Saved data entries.
>>>

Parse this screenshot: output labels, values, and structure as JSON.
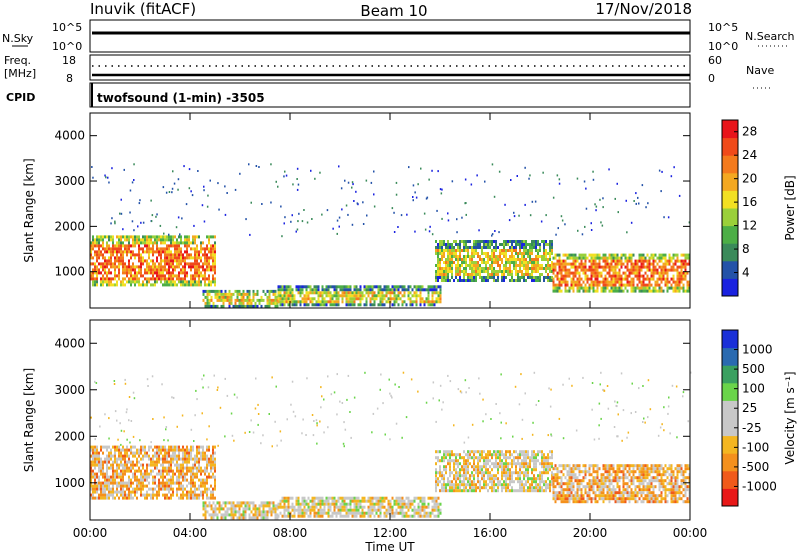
{
  "header": {
    "station": "Inuvik (fitACF)",
    "beam": "Beam 10",
    "date": "17/Nov/2018"
  },
  "top_panels": {
    "nsky_label": "N.Sky",
    "nsky_ticks": [
      "10^5",
      "10^0"
    ],
    "nsearch_label": "N.Search",
    "nsearch_ticks": [
      "10^5",
      "10^0"
    ],
    "freq_label": "Freq.",
    "freq_unit": "[MHz]",
    "freq_ticks": [
      "18",
      "8"
    ],
    "nave_label": "Nave",
    "nave_ticks": [
      "60",
      "0"
    ],
    "cpid_label": "CPID",
    "cpid_text": "twofsound (1-min) -3505"
  },
  "colors": {
    "power_scale": [
      "#1a22e0",
      "#2352a8",
      "#3a8a5a",
      "#4cae46",
      "#9ad03a",
      "#f2e022",
      "#f4a820",
      "#f47a1c",
      "#f04a1a",
      "#e8141a"
    ],
    "velocity_scale": [
      "#e81818",
      "#f05a1a",
      "#f4901c",
      "#f4b620",
      "#c8c8c8",
      "#c8c8c8",
      "#6ad44a",
      "#3aa060",
      "#2a6ab0",
      "#1a30d8"
    ]
  },
  "chart_data": [
    {
      "type": "heatmap",
      "panel": "power",
      "xlabel": "",
      "ylabel": "Slant Range [km]",
      "x_ticks": [
        "00:00",
        "04:00",
        "08:00",
        "12:00",
        "16:00",
        "20:00",
        "00:00"
      ],
      "y_ticks": [
        "1000",
        "2000",
        "3000",
        "4000"
      ],
      "xlim": [
        0,
        24
      ],
      "ylim": [
        200,
        4500
      ],
      "colorbar_label": "Power [dB]",
      "colorbar_ticks": [
        "4",
        "8",
        "12",
        "16",
        "20",
        "24",
        "28"
      ],
      "clim": [
        0,
        30
      ],
      "echo_regions": [
        {
          "t": [
            0.0,
            5.0
          ],
          "range": [
            700,
            1800
          ],
          "level": 24
        },
        {
          "t": [
            4.5,
            7.5
          ],
          "range": [
            250,
            600
          ],
          "level": 18
        },
        {
          "t": [
            7.5,
            14.0
          ],
          "range": [
            250,
            700
          ],
          "level": 16
        },
        {
          "t": [
            13.8,
            18.5
          ],
          "range": [
            800,
            1700
          ],
          "level": 18
        },
        {
          "t": [
            18.5,
            24.0
          ],
          "range": [
            600,
            1400
          ],
          "level": 22
        }
      ]
    },
    {
      "type": "heatmap",
      "panel": "velocity",
      "xlabel": "Time UT",
      "ylabel": "Slant Range [km]",
      "x_ticks": [
        "00:00",
        "04:00",
        "08:00",
        "12:00",
        "16:00",
        "20:00",
        "00:00"
      ],
      "y_ticks": [
        "1000",
        "2000",
        "3000",
        "4000"
      ],
      "xlim": [
        0,
        24
      ],
      "ylim": [
        200,
        4500
      ],
      "colorbar_label": "Velocity [m s⁻¹]",
      "colorbar_ticks": [
        "1000",
        "500",
        "100",
        "25",
        "-25",
        "-100",
        "-500",
        "-1000"
      ],
      "clim": [
        -1000,
        1000
      ],
      "echo_regions": [
        {
          "t": [
            0.0,
            5.0
          ],
          "range": [
            700,
            1800
          ],
          "velocity": -250
        },
        {
          "t": [
            4.5,
            7.5
          ],
          "range": [
            250,
            600
          ],
          "velocity": -200
        },
        {
          "t": [
            7.5,
            14.0
          ],
          "range": [
            250,
            700
          ],
          "velocity": -150
        },
        {
          "t": [
            13.8,
            18.5
          ],
          "range": [
            800,
            1700
          ],
          "velocity": -100
        },
        {
          "t": [
            18.5,
            24.0
          ],
          "range": [
            600,
            1400
          ],
          "velocity": -300
        }
      ]
    }
  ]
}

<<<

WHAT THE TASK ASKS. Which lines of the data include "level"? Copy each of them.

ANSWER IN FULL.
          "level": 24
          "level": 18
          "level": 16
          "level": 18
          "level": 22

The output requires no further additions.